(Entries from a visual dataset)
* * * * * * *

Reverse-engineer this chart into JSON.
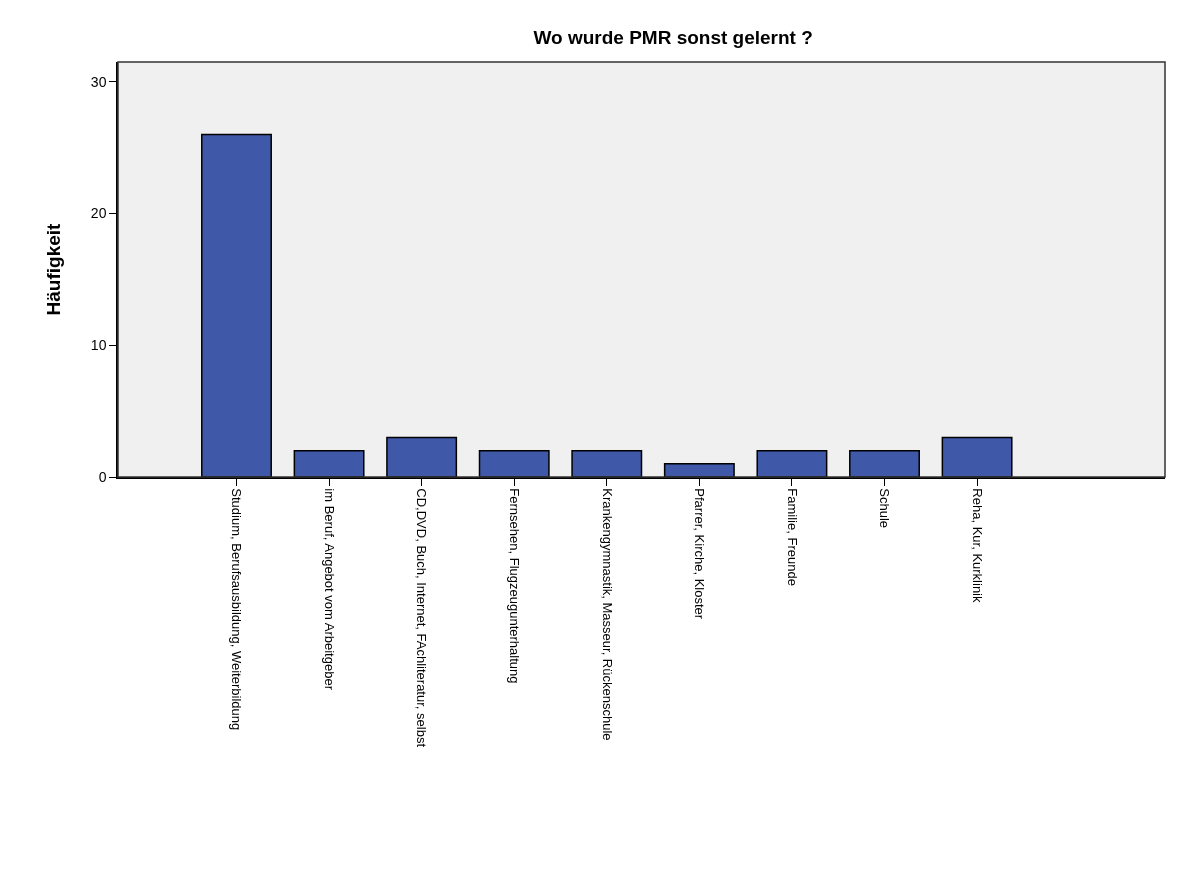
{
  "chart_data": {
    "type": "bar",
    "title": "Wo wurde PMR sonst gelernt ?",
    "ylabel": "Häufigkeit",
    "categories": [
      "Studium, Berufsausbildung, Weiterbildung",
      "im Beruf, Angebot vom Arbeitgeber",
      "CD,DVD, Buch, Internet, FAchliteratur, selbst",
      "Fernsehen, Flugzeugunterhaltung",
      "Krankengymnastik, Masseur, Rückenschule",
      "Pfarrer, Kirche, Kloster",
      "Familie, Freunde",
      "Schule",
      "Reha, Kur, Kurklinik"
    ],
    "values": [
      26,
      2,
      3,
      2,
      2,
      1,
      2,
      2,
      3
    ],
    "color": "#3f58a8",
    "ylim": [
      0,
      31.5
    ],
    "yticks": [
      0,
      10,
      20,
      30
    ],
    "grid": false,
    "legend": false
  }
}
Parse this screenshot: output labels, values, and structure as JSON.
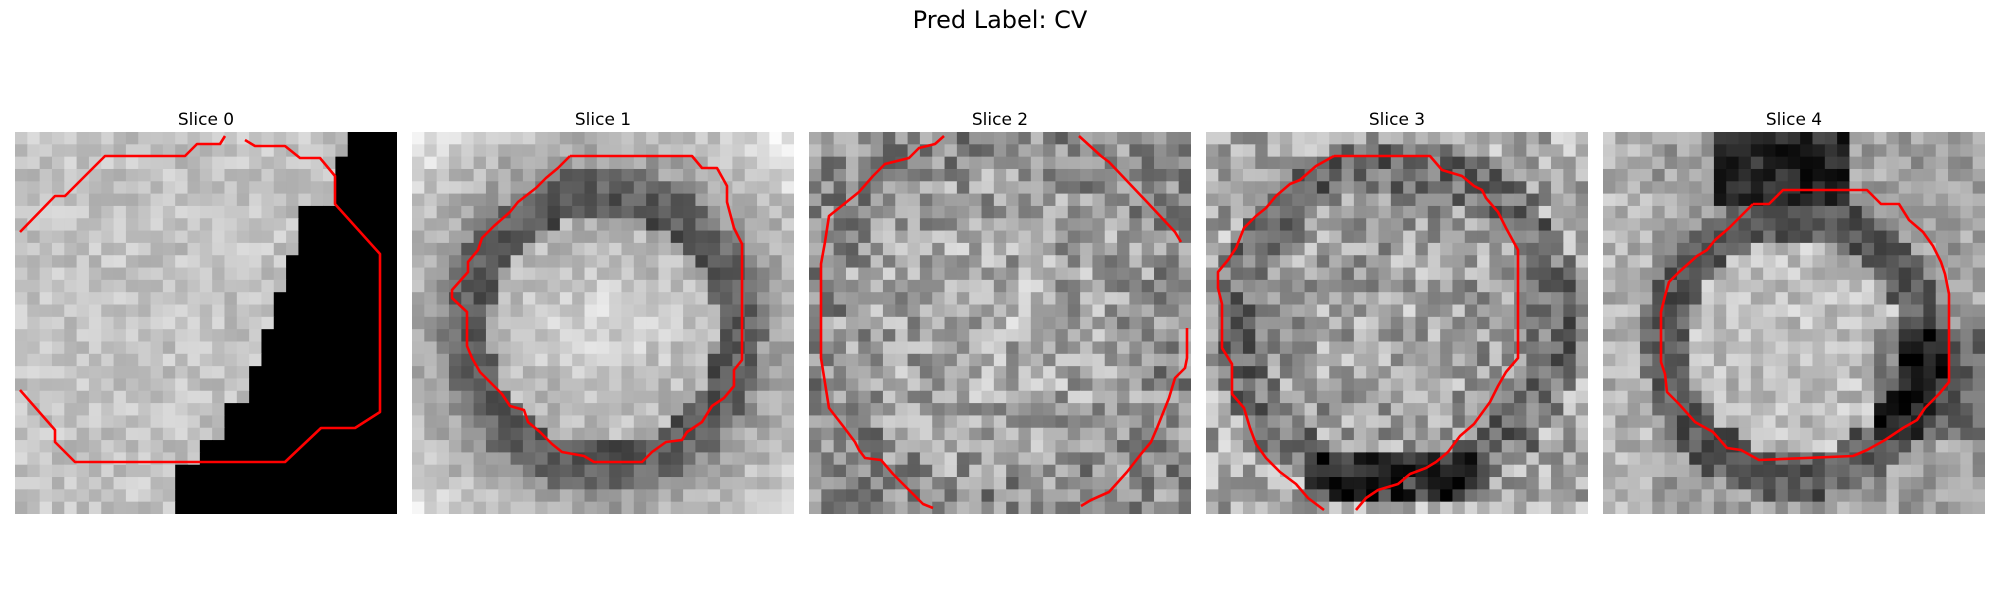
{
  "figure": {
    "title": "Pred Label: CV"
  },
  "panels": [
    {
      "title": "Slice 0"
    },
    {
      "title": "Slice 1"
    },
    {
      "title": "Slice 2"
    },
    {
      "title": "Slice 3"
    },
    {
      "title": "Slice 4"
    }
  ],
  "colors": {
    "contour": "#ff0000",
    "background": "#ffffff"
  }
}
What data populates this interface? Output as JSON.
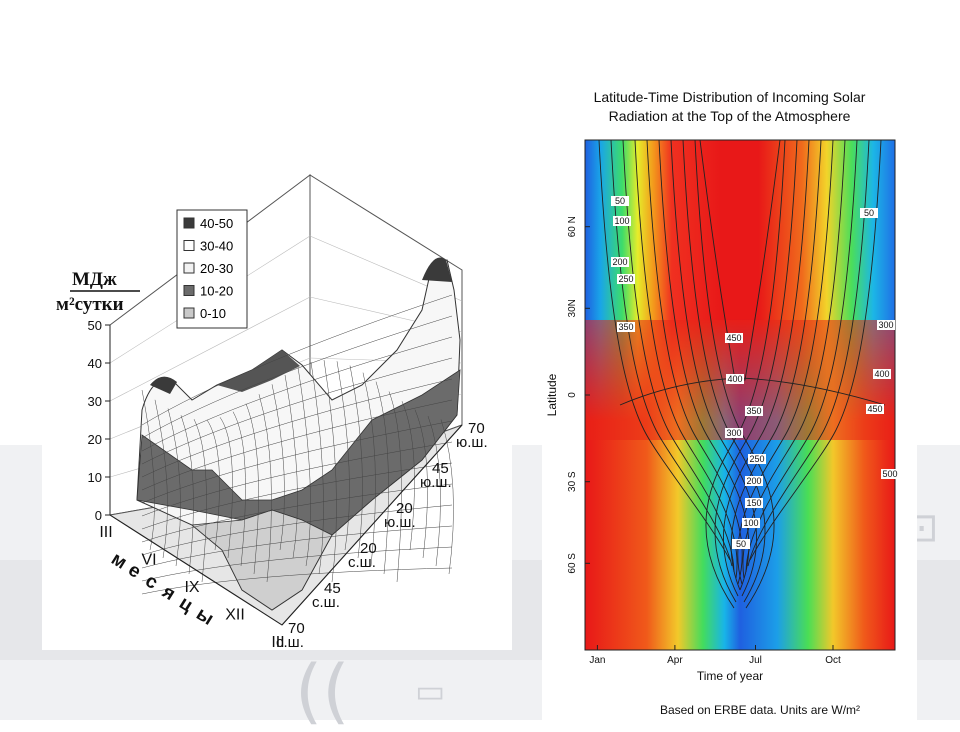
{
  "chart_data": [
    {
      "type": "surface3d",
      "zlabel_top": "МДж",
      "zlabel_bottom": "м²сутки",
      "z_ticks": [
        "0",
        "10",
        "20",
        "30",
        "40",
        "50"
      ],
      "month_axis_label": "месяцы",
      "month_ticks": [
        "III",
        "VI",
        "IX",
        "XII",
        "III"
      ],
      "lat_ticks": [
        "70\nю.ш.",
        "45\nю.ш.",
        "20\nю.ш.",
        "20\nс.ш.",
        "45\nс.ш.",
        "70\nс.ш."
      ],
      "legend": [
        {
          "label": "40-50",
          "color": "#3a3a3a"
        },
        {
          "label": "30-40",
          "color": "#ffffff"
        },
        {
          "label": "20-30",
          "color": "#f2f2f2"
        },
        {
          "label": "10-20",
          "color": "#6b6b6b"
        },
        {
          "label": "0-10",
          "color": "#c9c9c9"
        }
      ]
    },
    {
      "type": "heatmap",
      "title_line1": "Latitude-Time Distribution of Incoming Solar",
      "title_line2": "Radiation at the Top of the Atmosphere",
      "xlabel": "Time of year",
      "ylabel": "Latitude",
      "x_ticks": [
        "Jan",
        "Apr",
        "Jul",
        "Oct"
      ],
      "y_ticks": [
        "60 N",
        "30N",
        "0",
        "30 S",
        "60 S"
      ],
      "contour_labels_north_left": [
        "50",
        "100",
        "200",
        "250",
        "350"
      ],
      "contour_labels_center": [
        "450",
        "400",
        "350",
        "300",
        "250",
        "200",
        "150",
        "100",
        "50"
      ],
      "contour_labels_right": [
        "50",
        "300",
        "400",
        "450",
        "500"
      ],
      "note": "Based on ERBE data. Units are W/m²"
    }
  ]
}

* * * * * * *

■ **YOUR INSTRUCTIONS**:
Reproduce each line of the material containing the word "Latitude".

■ **THE SOLUTION**:
      "title_line1": "Latitude-Time Distribution of Incoming Solar",
      "ylabel": "Latitude",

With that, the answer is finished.